[Data entries for graphics]
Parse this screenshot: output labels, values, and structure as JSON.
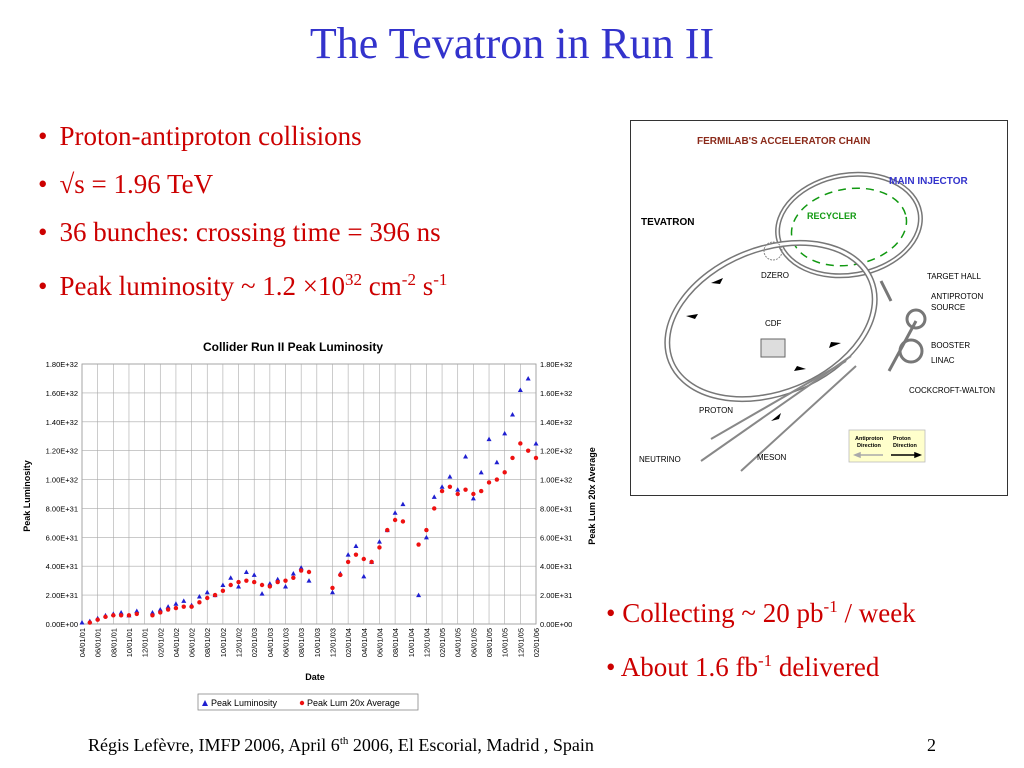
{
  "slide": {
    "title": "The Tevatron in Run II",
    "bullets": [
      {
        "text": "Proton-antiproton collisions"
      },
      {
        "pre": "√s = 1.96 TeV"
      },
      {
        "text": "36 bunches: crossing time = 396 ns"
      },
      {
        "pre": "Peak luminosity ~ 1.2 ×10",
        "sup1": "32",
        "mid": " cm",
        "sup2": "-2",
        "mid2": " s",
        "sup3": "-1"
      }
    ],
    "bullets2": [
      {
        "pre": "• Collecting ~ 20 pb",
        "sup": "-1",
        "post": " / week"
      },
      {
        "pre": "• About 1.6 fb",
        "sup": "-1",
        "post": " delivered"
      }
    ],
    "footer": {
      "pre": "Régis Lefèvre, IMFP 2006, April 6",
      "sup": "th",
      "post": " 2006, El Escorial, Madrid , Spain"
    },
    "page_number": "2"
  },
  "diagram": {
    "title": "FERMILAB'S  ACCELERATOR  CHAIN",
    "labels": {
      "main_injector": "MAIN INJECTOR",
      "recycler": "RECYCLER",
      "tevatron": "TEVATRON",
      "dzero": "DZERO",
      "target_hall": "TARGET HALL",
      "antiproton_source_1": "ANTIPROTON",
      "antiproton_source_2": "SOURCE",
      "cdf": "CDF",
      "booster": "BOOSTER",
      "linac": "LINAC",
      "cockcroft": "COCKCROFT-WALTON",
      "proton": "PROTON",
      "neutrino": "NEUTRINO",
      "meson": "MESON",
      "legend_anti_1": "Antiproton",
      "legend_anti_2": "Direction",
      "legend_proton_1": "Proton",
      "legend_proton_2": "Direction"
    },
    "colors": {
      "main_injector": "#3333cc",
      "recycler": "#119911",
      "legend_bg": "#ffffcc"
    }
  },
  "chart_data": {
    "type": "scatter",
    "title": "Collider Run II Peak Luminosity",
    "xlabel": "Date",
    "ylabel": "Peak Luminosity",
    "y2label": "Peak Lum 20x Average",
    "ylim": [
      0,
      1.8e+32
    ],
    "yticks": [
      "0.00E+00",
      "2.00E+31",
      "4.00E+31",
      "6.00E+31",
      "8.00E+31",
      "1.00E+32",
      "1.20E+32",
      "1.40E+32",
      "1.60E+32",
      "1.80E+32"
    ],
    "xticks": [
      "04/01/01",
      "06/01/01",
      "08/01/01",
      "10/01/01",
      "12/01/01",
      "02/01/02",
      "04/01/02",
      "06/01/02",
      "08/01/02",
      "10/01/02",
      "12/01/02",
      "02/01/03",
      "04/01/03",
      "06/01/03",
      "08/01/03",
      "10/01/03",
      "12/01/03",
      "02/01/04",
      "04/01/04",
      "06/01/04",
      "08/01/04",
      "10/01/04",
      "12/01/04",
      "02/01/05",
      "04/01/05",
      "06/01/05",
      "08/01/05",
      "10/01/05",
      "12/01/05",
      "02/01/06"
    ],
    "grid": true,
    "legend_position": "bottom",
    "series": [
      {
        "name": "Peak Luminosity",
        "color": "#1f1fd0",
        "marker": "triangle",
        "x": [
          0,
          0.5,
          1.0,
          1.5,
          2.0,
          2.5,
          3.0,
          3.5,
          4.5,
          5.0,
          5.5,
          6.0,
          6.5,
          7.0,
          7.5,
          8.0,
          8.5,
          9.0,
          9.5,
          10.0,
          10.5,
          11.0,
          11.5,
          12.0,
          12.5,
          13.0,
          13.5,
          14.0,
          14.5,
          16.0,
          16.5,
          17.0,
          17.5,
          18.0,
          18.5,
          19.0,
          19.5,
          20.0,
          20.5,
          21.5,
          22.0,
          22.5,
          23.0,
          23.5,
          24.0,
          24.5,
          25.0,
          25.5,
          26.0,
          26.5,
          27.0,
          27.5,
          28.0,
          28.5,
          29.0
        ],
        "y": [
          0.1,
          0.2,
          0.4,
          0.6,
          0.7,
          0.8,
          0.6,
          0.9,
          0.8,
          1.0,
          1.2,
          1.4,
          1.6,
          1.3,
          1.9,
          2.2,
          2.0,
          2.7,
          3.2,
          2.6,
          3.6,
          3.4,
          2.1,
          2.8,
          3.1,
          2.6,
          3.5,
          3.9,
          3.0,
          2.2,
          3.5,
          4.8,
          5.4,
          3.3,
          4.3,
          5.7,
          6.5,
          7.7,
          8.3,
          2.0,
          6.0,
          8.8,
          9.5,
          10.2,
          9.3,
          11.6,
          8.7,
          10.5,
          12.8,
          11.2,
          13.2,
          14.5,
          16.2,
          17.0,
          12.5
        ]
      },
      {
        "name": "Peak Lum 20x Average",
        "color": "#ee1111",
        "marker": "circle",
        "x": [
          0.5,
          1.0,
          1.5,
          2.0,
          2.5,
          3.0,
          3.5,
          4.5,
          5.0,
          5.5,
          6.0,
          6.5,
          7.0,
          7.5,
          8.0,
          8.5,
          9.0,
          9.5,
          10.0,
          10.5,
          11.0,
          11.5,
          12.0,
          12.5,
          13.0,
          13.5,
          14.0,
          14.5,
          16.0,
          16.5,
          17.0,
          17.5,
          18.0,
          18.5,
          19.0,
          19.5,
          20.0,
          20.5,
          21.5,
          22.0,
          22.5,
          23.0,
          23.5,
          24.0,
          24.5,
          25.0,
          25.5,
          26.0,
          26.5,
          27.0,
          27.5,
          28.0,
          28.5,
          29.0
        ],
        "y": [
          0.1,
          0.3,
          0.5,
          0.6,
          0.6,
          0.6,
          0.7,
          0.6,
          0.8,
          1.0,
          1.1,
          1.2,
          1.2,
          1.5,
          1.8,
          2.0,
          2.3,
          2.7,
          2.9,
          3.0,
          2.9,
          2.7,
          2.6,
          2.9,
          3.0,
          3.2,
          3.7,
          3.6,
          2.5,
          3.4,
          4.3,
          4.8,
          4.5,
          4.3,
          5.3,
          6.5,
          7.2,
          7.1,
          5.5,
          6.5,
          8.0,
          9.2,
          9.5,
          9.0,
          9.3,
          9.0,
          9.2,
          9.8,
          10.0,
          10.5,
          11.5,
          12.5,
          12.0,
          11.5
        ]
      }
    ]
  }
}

PROBLEM |
Your task is to pick out every line with the string "Average" and copy it.

SOLUTION TO THE PROBLEM |
    "y2label": "Peak Lum 20x Average",
        "name": "Peak Lum 20x Average",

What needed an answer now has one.